[Items from a data source]
***

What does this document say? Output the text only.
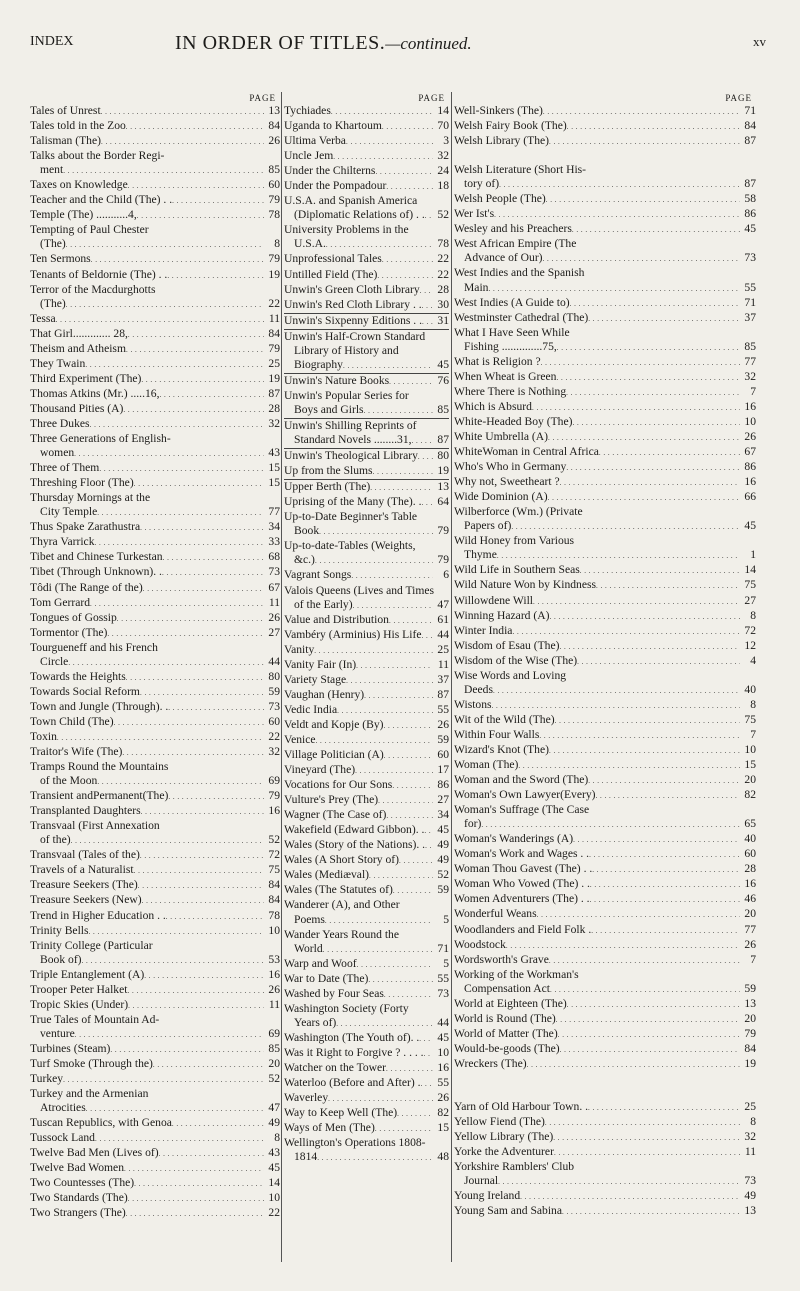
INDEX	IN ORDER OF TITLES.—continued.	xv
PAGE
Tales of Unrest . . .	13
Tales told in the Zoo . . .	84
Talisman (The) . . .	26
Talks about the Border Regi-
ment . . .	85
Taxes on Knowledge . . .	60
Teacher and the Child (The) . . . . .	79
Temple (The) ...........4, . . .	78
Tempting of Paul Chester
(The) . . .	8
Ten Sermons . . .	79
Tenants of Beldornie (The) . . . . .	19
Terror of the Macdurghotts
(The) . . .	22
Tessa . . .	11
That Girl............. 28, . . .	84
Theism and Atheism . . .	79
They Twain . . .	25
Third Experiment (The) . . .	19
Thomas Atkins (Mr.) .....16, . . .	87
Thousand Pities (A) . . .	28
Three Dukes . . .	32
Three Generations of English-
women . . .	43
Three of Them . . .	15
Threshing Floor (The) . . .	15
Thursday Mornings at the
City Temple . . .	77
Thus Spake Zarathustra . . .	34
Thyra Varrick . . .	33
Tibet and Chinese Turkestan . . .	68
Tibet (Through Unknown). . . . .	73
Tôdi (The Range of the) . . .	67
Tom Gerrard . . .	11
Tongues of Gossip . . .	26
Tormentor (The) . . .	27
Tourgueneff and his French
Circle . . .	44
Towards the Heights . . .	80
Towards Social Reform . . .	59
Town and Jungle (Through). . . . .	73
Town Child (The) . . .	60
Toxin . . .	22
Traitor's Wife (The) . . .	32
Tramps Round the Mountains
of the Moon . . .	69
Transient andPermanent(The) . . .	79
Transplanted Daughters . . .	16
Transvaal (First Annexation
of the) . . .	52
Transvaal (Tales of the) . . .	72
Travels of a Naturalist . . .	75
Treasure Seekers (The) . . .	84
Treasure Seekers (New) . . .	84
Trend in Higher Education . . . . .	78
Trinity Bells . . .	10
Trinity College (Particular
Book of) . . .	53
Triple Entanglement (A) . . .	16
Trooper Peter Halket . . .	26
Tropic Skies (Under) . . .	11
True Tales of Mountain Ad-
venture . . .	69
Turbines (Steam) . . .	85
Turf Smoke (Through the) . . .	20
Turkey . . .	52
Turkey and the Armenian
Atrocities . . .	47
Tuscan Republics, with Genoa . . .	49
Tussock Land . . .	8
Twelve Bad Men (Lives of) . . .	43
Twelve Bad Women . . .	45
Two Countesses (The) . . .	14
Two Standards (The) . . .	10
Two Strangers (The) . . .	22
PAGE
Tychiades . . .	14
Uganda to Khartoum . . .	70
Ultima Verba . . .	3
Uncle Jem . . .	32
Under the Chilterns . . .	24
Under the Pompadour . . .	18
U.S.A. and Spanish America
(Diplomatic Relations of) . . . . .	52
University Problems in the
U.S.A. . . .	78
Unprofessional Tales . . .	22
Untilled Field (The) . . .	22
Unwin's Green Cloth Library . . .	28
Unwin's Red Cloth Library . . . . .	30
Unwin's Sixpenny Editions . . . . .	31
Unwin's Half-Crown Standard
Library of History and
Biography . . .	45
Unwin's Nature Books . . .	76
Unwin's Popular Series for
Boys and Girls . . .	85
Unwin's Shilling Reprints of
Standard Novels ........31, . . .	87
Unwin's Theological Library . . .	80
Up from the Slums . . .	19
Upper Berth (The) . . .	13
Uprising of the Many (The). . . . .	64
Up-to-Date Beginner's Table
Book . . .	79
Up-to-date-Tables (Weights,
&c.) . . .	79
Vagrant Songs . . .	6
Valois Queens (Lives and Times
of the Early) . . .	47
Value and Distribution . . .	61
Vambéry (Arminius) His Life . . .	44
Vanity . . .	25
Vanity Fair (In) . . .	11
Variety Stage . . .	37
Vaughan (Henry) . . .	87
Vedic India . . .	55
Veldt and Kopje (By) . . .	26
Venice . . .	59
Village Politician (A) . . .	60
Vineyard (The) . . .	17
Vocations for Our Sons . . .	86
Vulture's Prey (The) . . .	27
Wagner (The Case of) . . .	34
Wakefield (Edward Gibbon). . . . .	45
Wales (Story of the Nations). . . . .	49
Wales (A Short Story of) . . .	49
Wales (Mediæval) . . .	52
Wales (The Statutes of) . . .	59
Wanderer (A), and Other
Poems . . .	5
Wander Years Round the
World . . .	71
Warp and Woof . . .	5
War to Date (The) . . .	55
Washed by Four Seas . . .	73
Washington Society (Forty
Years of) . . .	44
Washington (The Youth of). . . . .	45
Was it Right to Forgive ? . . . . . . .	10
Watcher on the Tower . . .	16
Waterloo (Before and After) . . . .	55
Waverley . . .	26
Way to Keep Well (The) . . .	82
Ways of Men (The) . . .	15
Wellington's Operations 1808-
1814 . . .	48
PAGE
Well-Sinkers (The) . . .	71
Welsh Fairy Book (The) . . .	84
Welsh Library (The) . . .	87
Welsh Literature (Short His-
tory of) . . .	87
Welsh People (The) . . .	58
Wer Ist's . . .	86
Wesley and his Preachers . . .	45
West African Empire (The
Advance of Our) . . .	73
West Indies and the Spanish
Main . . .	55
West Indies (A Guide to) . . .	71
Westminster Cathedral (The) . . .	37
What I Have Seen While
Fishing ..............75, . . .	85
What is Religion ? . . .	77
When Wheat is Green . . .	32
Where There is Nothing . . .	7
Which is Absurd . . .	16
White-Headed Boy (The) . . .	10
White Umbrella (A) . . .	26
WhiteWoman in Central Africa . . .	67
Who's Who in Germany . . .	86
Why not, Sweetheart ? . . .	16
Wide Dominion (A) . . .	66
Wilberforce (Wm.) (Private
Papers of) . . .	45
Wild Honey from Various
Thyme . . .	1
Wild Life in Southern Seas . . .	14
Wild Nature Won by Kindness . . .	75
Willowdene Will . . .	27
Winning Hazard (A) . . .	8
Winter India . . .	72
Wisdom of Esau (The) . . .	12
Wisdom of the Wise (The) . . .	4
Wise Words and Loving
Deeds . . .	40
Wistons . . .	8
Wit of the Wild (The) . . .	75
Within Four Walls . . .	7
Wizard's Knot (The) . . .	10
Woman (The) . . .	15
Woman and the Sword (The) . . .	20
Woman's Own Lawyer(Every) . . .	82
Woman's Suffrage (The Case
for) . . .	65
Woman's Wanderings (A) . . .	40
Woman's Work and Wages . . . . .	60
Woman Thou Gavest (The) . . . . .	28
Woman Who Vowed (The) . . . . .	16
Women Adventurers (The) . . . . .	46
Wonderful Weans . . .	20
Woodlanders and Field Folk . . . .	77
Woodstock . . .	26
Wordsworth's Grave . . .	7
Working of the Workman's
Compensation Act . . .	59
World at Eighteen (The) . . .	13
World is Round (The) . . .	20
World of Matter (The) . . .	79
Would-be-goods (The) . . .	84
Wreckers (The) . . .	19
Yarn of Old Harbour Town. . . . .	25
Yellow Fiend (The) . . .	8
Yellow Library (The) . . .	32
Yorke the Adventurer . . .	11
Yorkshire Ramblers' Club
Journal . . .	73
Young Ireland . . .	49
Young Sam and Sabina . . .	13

***

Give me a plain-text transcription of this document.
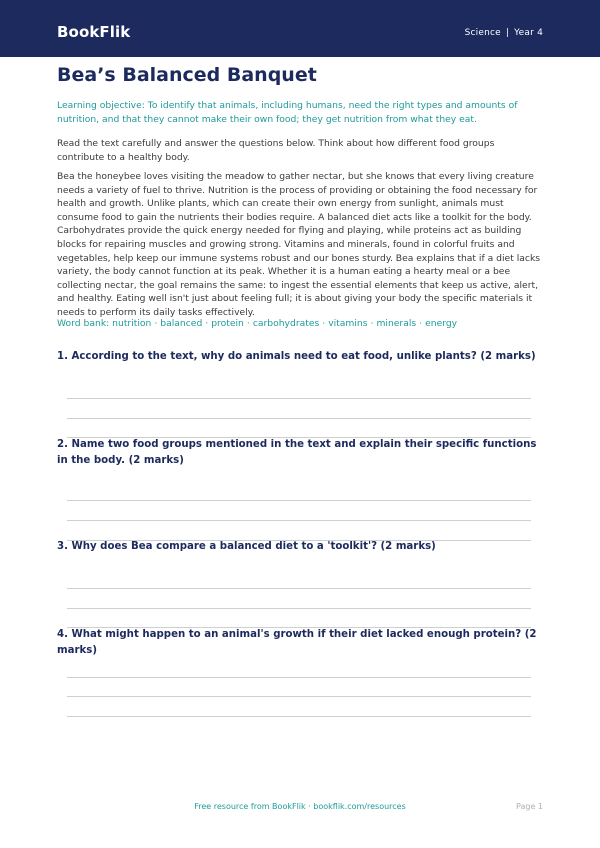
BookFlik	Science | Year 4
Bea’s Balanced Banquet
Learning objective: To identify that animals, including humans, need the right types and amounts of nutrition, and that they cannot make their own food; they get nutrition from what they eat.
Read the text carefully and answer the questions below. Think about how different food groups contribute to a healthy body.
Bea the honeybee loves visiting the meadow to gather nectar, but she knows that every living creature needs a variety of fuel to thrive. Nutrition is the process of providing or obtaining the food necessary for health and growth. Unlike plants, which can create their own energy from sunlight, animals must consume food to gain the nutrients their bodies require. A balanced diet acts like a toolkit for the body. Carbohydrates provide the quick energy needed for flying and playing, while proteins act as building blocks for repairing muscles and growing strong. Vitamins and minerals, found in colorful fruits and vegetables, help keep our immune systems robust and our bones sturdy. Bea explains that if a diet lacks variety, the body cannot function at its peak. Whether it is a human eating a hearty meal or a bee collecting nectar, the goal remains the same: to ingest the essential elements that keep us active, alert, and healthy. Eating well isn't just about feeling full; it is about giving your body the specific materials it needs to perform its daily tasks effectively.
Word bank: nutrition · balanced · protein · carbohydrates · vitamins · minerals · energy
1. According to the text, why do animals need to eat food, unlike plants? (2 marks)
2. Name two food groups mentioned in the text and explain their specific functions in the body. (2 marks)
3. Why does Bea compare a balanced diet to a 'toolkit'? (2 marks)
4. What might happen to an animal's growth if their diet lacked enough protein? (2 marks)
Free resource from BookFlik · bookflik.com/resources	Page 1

***

- _EXERCISE DESCRIPTION_
The answer must be every line of the records above that holds the word "Trinity".

- _ANSWER SPACE_
Trinity Bells . . .	10
Trinity College (Particular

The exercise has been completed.